Pull out each line of the data that includes the word "class".
— START Data for this exercise —
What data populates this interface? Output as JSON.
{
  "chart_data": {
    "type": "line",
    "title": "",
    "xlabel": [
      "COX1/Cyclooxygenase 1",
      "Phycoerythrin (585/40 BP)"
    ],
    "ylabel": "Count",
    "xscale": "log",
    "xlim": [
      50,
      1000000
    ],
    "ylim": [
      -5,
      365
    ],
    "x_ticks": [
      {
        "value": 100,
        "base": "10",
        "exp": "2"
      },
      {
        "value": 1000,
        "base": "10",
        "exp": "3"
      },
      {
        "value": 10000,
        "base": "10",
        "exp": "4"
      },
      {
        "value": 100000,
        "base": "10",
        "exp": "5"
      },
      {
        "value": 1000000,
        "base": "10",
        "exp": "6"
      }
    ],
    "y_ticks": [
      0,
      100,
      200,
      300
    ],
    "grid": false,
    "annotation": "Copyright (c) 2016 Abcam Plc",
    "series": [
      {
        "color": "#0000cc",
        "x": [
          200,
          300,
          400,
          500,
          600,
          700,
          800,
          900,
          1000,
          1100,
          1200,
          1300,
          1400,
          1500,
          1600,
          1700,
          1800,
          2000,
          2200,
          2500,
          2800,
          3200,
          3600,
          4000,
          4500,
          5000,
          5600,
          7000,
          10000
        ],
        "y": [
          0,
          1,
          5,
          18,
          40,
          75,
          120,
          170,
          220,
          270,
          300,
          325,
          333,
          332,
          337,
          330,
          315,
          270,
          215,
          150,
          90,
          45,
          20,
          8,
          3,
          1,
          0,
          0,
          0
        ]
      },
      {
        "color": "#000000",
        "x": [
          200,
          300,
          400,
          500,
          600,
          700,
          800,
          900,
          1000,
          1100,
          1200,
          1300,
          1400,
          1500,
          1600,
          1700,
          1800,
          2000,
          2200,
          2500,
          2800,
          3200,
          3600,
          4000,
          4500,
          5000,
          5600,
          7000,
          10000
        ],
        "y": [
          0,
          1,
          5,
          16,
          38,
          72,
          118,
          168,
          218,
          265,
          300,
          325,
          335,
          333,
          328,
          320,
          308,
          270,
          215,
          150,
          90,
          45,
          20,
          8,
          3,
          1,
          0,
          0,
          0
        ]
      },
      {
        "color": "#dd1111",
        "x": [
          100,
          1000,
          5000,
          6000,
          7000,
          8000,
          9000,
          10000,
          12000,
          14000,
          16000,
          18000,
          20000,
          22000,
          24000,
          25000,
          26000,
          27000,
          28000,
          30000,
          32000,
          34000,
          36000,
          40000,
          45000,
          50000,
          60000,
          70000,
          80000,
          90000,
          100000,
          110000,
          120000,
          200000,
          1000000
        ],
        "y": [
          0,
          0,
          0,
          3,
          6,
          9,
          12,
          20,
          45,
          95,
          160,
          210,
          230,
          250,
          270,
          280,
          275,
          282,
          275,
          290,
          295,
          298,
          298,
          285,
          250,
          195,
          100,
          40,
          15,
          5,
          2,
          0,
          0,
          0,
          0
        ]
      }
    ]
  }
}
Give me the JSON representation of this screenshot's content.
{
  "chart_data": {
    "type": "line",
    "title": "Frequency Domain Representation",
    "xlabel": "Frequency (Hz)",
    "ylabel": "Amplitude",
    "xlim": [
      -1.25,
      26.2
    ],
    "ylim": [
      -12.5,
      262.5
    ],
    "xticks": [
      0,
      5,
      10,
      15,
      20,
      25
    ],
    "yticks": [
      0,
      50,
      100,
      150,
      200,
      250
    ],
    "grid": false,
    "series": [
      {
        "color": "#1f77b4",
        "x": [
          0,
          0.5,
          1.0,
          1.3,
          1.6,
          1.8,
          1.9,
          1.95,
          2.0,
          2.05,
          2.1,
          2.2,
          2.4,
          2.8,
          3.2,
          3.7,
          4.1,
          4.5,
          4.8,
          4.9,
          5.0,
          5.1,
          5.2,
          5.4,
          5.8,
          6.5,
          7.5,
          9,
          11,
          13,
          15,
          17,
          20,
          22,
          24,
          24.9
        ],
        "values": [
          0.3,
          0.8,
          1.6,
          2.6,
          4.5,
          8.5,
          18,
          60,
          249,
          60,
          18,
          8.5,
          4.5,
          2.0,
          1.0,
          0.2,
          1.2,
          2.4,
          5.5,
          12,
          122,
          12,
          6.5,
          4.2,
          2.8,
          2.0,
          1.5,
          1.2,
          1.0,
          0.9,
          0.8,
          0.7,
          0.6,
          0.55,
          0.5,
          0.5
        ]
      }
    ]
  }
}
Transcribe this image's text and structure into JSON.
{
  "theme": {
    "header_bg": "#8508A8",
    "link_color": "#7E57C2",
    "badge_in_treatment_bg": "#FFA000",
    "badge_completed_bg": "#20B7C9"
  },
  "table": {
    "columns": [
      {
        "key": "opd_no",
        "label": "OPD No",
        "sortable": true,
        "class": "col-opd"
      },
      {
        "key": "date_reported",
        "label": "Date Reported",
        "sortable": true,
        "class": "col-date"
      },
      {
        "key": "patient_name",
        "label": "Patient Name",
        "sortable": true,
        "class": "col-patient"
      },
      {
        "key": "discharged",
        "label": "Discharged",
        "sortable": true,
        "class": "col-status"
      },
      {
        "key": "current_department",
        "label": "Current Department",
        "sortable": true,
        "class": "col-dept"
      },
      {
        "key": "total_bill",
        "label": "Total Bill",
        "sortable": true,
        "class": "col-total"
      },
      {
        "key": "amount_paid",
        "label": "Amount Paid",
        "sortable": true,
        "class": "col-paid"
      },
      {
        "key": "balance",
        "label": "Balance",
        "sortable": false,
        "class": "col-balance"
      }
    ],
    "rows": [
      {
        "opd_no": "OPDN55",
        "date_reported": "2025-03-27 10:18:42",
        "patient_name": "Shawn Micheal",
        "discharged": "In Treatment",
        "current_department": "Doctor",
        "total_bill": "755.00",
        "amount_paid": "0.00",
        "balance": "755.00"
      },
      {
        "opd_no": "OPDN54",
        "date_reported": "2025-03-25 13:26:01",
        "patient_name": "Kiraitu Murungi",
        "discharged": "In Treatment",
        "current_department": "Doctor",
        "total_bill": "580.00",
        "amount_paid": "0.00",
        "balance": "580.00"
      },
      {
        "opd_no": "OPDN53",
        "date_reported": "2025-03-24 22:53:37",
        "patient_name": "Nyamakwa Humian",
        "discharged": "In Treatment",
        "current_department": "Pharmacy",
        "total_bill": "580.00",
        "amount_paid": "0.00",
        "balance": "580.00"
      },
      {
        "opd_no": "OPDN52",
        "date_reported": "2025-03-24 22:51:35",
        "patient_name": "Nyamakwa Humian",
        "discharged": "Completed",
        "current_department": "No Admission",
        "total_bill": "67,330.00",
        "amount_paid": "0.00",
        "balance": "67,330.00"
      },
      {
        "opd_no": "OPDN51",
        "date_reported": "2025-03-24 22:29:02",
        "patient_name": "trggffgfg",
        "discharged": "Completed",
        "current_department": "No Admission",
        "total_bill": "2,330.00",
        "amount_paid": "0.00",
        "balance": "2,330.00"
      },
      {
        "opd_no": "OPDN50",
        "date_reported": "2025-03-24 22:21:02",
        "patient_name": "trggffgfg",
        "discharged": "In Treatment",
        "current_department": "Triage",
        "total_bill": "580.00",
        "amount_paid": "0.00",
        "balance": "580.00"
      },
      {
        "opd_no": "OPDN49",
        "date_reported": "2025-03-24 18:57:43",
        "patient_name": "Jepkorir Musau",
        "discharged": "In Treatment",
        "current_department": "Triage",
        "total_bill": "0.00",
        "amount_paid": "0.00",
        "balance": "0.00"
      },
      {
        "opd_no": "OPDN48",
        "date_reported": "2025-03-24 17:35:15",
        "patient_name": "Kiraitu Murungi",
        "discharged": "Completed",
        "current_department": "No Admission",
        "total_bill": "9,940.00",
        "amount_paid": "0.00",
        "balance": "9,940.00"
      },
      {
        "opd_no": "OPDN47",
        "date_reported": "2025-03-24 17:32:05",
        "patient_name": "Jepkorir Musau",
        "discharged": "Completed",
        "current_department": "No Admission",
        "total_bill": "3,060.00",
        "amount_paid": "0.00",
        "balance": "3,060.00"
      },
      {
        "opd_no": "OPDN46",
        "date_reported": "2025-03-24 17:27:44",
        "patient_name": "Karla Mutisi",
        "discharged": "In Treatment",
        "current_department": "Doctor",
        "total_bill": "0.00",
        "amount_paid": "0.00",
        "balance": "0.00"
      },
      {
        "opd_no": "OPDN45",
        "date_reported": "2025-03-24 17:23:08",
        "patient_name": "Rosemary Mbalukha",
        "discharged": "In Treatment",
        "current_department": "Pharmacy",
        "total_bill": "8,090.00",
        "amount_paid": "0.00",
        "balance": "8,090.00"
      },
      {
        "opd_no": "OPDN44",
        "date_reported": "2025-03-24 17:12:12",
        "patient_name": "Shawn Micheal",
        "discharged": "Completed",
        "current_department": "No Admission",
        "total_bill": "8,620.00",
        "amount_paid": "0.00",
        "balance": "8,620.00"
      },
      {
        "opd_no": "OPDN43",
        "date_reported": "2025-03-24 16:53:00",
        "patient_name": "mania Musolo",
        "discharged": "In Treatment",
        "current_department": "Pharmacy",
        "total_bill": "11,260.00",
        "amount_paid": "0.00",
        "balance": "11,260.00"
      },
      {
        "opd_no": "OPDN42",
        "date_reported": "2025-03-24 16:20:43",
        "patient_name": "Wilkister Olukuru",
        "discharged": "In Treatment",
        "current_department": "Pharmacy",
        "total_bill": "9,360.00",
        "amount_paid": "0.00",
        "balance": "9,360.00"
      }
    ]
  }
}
— END Data for this exercise —
> [The reply]
        "class": "col-opd"
        "class": "col-date"
        "class": "col-patient"
        "class": "col-status"
        "class": "col-dept"
        "class": "col-total"
        "class": "col-paid"
        "class": "col-balance"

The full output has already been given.